Histoire d’Ibiza - 2e partie: Les Carthaginois
Par Emily Kaufman
Les Carthaginois sont arrivés jusqu’à nos jours avec plus de notoriété que de gloire. Rivaux de Rome, source d’ennui pour la Grèce, leur exclusion du legs classique hérité de leur vainqueur, Rome, fut standardisée. De ce fait, bien que Carthage ait été un acteur important dans le scénario classique de la Méditerranée, elle est restée absente du club gréco-romain si vénérable, exalté par Edgar Allen Poe comme « la gloire qu’était la Grèce et la grandeur qu’était Rome ». Carthage, marginalisé, resta à la périphérie, telle une société de l’âge de fer dont on se souvient vaguement. Ce souvenir a été maintenu un peu plus vivant à Ibiza puisque l’île fut une des colonies les plus fidèles de Carthage. Pendant près de quatre cents ans, la population insulaire et la société furent principalement puniques et, de ce fait, ces siècles constituent l’apogée de l’héritage historique d’Ibiza.

- _Matériel_
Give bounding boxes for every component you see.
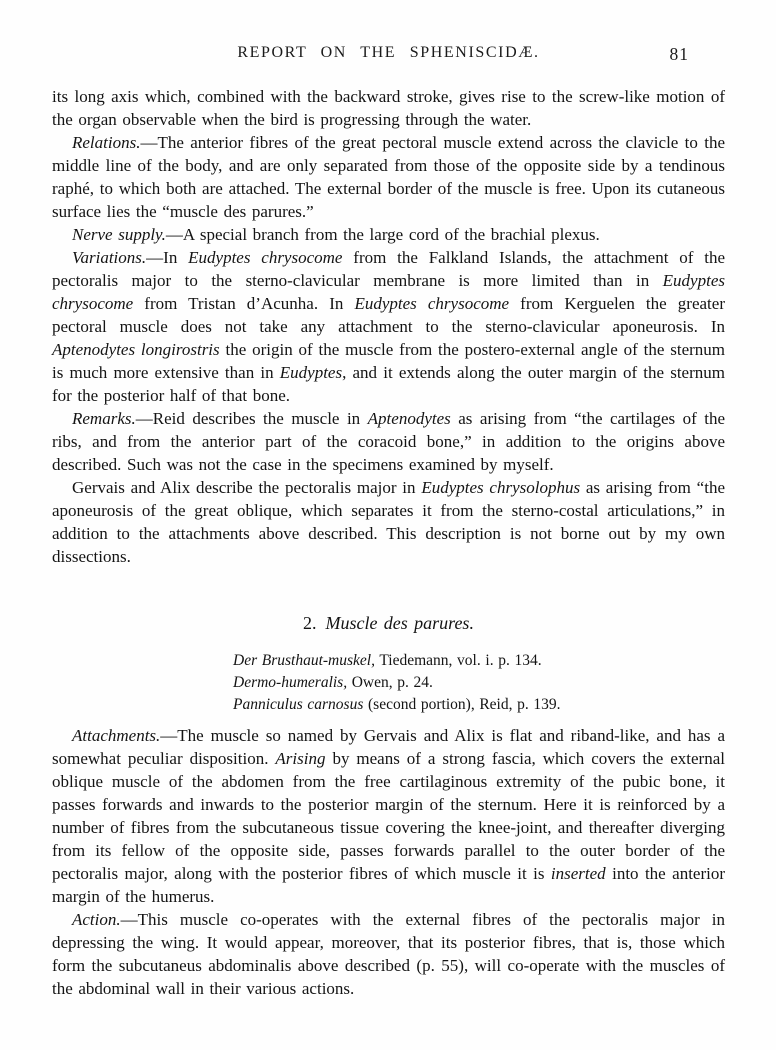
italic-text-run: Aptenodytes (367, 409, 451, 428)
text-run: —A special branch from the large cord of the brachial plexus. (165, 225, 600, 244)
page-body (52, 85, 725, 1000)
text-run: —Reid describes the muscle in (135, 409, 368, 428)
italic-text-run: inserted (550, 864, 606, 883)
text-run: —The muscle so named by Gervais and Alix is flat and riband-like, and has a somewhat peculiar disposition. (52, 726, 725, 768)
paragraph (52, 476, 725, 568)
body-paragraphs-top (52, 85, 725, 568)
text-run: Gervais and Alix describe the pectoralis major in (72, 478, 422, 497)
text-run: —In (146, 248, 189, 267)
text-run: as arising from “the aponeurosis of the great oblique, which separates it from the sterno-costal articulations,” in addition to the attachments above described. This description is not borne out by my own dissections. (52, 478, 725, 566)
italic-text-run: Nerve supply. (72, 225, 166, 244)
italic-text-run: Relations. (72, 133, 141, 152)
italic-text-run: Dermo-humeralis, (233, 674, 348, 691)
italic-text-run: Aptenodytes longirostris (52, 340, 220, 359)
italic-text-run: Eudyptes chrysolophus (421, 478, 581, 497)
italic-text-run: Eudyptes chrysocome (52, 271, 725, 313)
text-run: as arising from “the cartilages of the ribs, and from the anterior part of the coracoid bone,” in addition to the origins above described. Such was not the case in the specimens examined by myself. (52, 409, 725, 474)
italic-text-run: Der Brusthaut-muskel, (233, 652, 375, 669)
text-run: into the anterior margin of the humerus. (52, 864, 726, 906)
text-run: (second portion), Reid, p. 139. (363, 696, 561, 713)
paragraph (52, 908, 725, 1000)
italic-text-run: Arising (275, 749, 326, 768)
italic-text-run: Attachments. (72, 726, 161, 745)
text-run: Tiedemann, vol. i. p. 134. (374, 652, 542, 669)
paragraph (52, 246, 725, 407)
italic-text-run: Remarks. (72, 409, 136, 428)
italic-text-run: Eudyptes chrysocome (188, 248, 343, 267)
italic-text-run: Panniculus carnosus (233, 696, 364, 713)
italic-text-run: Variations. (72, 248, 147, 267)
paragraph (52, 131, 725, 223)
text-run: its long axis which, combined with the backward stroke, gives rise to the screw-like motion of the organ observable when the bird is progressing through the water. (52, 87, 725, 129)
text-run: from Tristan d’Acunha. In (133, 294, 355, 313)
citation-line (233, 650, 725, 672)
italic-text-run: Action. (72, 910, 121, 929)
text-run: —This muscle co-operates with the external fibres of the pectoralis major in depressing the wing. It would appear, moreover, that its posterior fibres, that is, those which form the subcutaneus abdominalis above described (p. 55), will co-operate with the muscles of the abdominal wall in their various actions. (52, 910, 725, 998)
body-paragraphs-bottom (52, 724, 725, 1000)
paragraph (52, 724, 725, 908)
text-run: , and it extends along the outer margin of the sternum for the posterior half of that bone. (52, 363, 725, 405)
text-run: Owen, p. 24. (347, 674, 433, 691)
italic-text-run: Muscle des parures. (325, 613, 474, 633)
text-run: —The anterior fibres of the great pectoral muscle extend across the clavicle to the middle line of the body, and are only separated from those of the opposite side by a tendinous raphé, to which both are attached. The external border of the muscle is free. Upon its cutaneous surface lies the “muscle des parures.” (52, 133, 725, 221)
text-run: by means of a strong fascia, which covers the external oblique muscle of the abdomen from the free cartilaginous extremity of the pubic bone, it passes forwards and inwards to the posterior margin of the sternum. Here it is reinforced by a number of fibres from the subcutaneous tissue covering the knee-joint, and thereafter diverging from its fellow of the opposite side, passes forwards parallel to the outer border of the pectoralis major, along with the posterior fibres of which muscle it is (52, 749, 725, 883)
citation-list (233, 650, 725, 716)
text-run: from Kerguelen the greater pectoral muscle does not take any attachment to the sterno-clavicular aponeurosis. In (52, 294, 725, 336)
italic-text-run: Eudyptes (279, 363, 343, 382)
paragraph (52, 407, 725, 476)
page-number: 81 (669, 44, 689, 64)
text-run: the origin of the muscle from the postero-external angle of the sternum is much more extensive than in (52, 340, 725, 382)
page-header (52, 44, 725, 68)
running-title: REPORT ON THE SPHENISCIDÆ. (237, 44, 540, 61)
citation-line (233, 672, 725, 694)
text-run: from the Falkland Islands, the attachment of the pectoralis major to the sterno-clavicular membrane is more limited than in (52, 248, 725, 290)
citation-line (233, 694, 725, 716)
italic-text-run: Eudyptes chrysocome (354, 294, 510, 313)
section-heading (52, 610, 725, 636)
text-run: 2. (303, 613, 326, 633)
paragraph (52, 85, 725, 131)
paragraph (52, 223, 725, 246)
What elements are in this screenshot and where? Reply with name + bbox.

- _Actions à mener_
A) Relevez tous les noms de lieux cités dans l'extrait sur l'histoire d'Ibiza.
B) Poursuivez l'extrait sur l'histoire d'Ibiza à partir de sa dernière phrase.
Le matériel provient d'une autre source.

- _Corrigés_
A) Ibiza, Rome, la Grèce, Carthage, la Méditerranée

B)
Un peu d’approfondissement nous aidera à naviguer dans le contexte chronologique. Carthage fut fondée en 814 av. J.-C. par les Phéniciens (il y a plus de 2800 ans) et connut une ascension fulgurante. En ayant développé la puissance navale et les connaissances commerciales héritées de ses fondateurs, elle devint la ville prééminente de la Méditerranée occidentale jusqu’à ce que Rome ne s’étende. Politiquement et civiquement, les Carthaginois s’étaient situés parmi les sociétés les plus avancées de leur temps, et en 480 av. J.-C., leur monarchie devint une république, remplie d’institutions représentatives telles que syndicats, assemblées générales, assemblées législatives, etc. Jouissant d’un système sophistiqué de contrôles et contrepoids auquel s’ajoutait l’exigence d’une responsabilité publique, la république carthaginoise fut louée par Aristote comme un modèle exemplaire de gouvernement.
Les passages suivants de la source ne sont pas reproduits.